-- DATA IN THIS EXERCISE --
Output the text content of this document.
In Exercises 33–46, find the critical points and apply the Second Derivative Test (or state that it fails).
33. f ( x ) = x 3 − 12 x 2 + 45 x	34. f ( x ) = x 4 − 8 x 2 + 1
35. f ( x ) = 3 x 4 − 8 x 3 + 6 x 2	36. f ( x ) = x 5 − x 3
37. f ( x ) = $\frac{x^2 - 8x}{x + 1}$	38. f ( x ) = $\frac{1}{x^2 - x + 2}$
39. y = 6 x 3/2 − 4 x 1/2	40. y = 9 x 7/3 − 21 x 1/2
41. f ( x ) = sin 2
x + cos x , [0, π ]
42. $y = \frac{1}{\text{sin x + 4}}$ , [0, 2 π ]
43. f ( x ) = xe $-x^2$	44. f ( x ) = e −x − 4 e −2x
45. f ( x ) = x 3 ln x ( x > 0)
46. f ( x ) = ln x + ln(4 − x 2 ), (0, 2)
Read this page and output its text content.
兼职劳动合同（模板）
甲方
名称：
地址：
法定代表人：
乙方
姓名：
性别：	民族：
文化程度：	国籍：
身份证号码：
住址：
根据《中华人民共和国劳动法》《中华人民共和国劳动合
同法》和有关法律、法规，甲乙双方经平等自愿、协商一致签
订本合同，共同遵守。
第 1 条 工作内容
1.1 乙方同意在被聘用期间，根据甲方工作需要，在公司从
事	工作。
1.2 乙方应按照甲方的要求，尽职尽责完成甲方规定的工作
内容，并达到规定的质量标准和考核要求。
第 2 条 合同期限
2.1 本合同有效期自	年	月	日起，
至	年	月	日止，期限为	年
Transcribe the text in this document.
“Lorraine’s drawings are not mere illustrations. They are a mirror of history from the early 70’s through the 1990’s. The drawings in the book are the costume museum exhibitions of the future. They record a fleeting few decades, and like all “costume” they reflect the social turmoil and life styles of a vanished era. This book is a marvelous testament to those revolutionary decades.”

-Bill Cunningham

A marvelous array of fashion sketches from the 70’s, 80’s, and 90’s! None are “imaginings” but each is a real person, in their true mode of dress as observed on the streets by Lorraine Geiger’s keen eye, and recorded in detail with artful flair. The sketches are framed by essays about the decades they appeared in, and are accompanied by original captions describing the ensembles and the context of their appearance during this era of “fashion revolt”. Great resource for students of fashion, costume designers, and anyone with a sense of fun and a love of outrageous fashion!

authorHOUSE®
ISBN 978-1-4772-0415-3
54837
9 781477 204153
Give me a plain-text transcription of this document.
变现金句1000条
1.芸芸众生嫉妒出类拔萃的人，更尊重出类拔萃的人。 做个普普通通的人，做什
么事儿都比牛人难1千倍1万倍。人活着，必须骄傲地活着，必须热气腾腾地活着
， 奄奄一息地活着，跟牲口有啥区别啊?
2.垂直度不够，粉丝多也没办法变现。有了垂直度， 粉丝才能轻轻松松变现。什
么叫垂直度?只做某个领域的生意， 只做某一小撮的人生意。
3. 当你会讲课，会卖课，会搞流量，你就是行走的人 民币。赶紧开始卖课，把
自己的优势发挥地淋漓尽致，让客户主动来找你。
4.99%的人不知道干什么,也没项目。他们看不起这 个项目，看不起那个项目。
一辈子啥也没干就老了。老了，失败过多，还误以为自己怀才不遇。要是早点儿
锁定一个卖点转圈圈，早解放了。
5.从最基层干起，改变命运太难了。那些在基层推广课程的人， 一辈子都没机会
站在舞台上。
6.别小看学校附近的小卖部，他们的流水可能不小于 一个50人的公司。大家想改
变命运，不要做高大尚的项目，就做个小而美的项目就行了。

-- TASK --
Restate the records, all of them, precisely as written.

-- FULL ANSWER --
Output the text content of this document.
In Exercises 33–46, find the critical points and apply the Second Derivative Test (or state that it fails).
33. f ( x ) = x 3 − 12 x 2 + 45 x	34. f ( x ) = x 4 − 8 x 2 + 1
35. f ( x ) = 3 x 4 − 8 x 3 + 6 x 2	36. f ( x ) = x 5 − x 3
37. f ( x ) = $\frac{x^2 - 8x}{x + 1}$	38. f ( x ) = $\frac{1}{x^2 - x + 2}$
39. y = 6 x 3/2 − 4 x 1/2	40. y = 9 x 7/3 − 21 x 1/2
41. f ( x ) = sin 2
x + cos x , [0, π ]
42. $y = \frac{1}{\text{sin x + 4}}$ , [0, 2 π ]
43. f ( x ) = xe $-x^2$	44. f ( x ) = e −x − 4 e −2x
45. f ( x ) = x 3 ln x ( x > 0)
46. f ( x ) = ln x + ln(4 − x 2 ), (0, 2)
Read this page and output its text content.
兼职劳动合同（模板）
甲方
名称：
地址：
法定代表人：
乙方
姓名：
性别：	民族：
文化程度：	国籍：
身份证号码：
住址：
根据《中华人民共和国劳动法》《中华人民共和国劳动合
同法》和有关法律、法规，甲乙双方经平等自愿、协商一致签
订本合同，共同遵守。
第 1 条 工作内容
1.1 乙方同意在被聘用期间，根据甲方工作需要，在公司从
事	工作。
1.2 乙方应按照甲方的要求，尽职尽责完成甲方规定的工作
内容，并达到规定的质量标准和考核要求。
第 2 条 合同期限
2.1 本合同有效期自	年	月	日起，
至	年	月	日止，期限为	年
Transcribe the text in this document.
“Lorraine’s drawings are not mere illustrations. They are a mirror of history from the early 70’s through the 1990’s. The drawings in the book are the costume museum exhibitions of the future. They record a fleeting few decades, and like all “costume” they reflect the social turmoil and life styles of a vanished era. This book is a marvelous testament to those revolutionary decades.”

-Bill Cunningham

A marvelous array of fashion sketches from the 70’s, 80’s, and 90’s! None are “imaginings” but each is a real person, in their true mode of dress as observed on the streets by Lorraine Geiger’s keen eye, and recorded in detail with artful flair. The sketches are framed by essays about the decades they appeared in, and are accompanied by original captions describing the ensembles and the context of their appearance during this era of “fashion revolt”. Great resource for students of fashion, costume designers, and anyone with a sense of fun and a love of outrageous fashion!

authorHOUSE®
ISBN 978-1-4772-0415-3
54837
9 781477 204153
Give me a plain-text transcription of this document.
变现金句1000条
1.芸芸众生嫉妒出类拔萃的人，更尊重出类拔萃的人。 做个普普通通的人，做什
么事儿都比牛人难1千倍1万倍。人活着，必须骄傲地活着，必须热气腾腾地活着
， 奄奄一息地活着，跟牲口有啥区别啊?
2.垂直度不够，粉丝多也没办法变现。有了垂直度， 粉丝才能轻轻松松变现。什
么叫垂直度?只做某个领域的生意， 只做某一小撮的人生意。
3. 当你会讲课，会卖课，会搞流量，你就是行走的人 民币。赶紧开始卖课，把
自己的优势发挥地淋漓尽致，让客户主动来找你。
4.99%的人不知道干什么,也没项目。他们看不起这 个项目，看不起那个项目。
一辈子啥也没干就老了。老了，失败过多，还误以为自己怀才不遇。要是早点儿
锁定一个卖点转圈圈，早解放了。
5.从最基层干起，改变命运太难了。那些在基层推广课程的人， 一辈子都没机会
站在舞台上。
6.别小看学校附近的小卖部，他们的流水可能不小于 一个50人的公司。大家想改
变命运，不要做高大尚的项目，就做个小而美的项目就行了。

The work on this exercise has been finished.